--- Start ---

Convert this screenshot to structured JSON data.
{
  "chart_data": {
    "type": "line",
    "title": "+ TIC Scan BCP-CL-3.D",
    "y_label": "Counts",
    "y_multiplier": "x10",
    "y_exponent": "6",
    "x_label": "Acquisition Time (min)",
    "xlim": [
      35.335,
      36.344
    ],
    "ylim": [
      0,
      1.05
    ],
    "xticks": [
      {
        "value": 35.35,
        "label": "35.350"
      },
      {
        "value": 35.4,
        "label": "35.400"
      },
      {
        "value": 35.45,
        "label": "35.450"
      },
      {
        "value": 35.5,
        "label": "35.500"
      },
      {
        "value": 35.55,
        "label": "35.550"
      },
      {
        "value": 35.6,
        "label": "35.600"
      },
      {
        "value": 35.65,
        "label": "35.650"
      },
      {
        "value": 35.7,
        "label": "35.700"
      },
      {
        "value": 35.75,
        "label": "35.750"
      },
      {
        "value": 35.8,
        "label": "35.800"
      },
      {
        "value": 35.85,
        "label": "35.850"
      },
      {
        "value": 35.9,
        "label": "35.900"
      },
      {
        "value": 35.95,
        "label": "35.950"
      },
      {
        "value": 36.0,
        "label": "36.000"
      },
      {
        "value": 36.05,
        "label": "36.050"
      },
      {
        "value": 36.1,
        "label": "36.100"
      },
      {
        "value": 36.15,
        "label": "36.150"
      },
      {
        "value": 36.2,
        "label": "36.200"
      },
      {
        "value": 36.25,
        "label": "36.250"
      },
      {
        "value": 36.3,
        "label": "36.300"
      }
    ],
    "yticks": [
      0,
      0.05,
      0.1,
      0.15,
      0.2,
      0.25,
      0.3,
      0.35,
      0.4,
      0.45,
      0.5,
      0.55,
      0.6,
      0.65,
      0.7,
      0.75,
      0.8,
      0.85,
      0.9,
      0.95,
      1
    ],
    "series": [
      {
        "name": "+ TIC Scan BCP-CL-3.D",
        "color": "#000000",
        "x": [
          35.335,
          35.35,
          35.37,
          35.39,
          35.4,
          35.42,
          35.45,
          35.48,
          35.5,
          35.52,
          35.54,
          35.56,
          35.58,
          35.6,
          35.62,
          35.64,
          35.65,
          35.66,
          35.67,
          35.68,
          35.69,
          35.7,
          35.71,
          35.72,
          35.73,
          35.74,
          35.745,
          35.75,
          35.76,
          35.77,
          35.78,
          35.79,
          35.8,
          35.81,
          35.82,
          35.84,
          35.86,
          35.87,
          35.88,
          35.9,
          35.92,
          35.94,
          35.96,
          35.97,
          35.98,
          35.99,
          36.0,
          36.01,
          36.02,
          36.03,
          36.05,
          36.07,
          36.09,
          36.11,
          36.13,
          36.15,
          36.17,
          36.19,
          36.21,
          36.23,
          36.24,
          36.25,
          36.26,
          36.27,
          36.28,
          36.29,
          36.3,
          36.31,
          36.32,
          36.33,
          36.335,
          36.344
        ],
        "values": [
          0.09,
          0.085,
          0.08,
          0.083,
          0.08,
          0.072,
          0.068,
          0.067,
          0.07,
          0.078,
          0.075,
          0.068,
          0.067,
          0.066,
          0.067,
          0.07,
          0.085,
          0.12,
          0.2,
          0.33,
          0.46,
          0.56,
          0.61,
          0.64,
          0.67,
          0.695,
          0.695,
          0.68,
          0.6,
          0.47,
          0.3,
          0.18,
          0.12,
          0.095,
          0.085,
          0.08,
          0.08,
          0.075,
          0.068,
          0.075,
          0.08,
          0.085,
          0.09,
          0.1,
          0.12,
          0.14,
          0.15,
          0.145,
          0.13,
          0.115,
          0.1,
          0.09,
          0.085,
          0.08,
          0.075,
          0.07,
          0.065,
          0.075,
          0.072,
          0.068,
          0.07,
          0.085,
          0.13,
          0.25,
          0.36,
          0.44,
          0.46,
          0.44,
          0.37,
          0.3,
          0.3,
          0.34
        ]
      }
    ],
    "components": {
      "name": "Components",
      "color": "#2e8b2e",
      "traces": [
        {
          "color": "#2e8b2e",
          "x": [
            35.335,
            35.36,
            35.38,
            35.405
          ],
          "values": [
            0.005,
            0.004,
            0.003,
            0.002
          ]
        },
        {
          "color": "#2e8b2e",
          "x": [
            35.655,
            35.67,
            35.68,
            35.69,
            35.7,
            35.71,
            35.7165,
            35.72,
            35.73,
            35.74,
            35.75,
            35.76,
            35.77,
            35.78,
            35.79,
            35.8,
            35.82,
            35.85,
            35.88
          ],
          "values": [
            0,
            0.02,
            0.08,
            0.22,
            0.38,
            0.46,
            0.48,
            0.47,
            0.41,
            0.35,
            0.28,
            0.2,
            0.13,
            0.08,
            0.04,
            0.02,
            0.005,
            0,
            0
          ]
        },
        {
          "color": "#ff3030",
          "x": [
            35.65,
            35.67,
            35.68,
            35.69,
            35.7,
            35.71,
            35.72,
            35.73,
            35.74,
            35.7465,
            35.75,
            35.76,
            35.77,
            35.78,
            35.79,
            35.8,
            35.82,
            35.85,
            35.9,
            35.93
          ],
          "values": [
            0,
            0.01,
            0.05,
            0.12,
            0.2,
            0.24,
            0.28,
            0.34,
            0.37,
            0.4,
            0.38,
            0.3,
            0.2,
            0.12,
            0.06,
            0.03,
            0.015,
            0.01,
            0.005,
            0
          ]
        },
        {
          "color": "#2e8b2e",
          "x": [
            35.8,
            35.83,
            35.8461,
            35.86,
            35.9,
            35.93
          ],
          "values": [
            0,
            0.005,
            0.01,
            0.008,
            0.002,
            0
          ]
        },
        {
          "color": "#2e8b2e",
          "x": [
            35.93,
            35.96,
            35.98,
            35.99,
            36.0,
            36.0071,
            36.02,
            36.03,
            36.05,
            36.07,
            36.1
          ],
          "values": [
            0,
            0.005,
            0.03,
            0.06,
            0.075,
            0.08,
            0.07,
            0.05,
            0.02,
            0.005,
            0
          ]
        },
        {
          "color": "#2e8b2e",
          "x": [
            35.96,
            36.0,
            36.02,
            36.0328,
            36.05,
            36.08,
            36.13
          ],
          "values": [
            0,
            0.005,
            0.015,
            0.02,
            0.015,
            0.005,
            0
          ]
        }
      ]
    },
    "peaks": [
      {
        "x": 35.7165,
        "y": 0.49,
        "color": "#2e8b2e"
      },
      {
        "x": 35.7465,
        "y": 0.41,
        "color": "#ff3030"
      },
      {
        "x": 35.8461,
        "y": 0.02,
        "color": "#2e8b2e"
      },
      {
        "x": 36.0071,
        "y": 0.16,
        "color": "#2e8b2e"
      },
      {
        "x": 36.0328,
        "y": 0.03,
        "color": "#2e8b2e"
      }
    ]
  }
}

--- End ---

▶ **Written request**: Filter for "name". Return all lines that hold it.

▶ **Answer below**:
        "name": "+ TIC Scan BCP-CL-3.D",
      "name": "Components",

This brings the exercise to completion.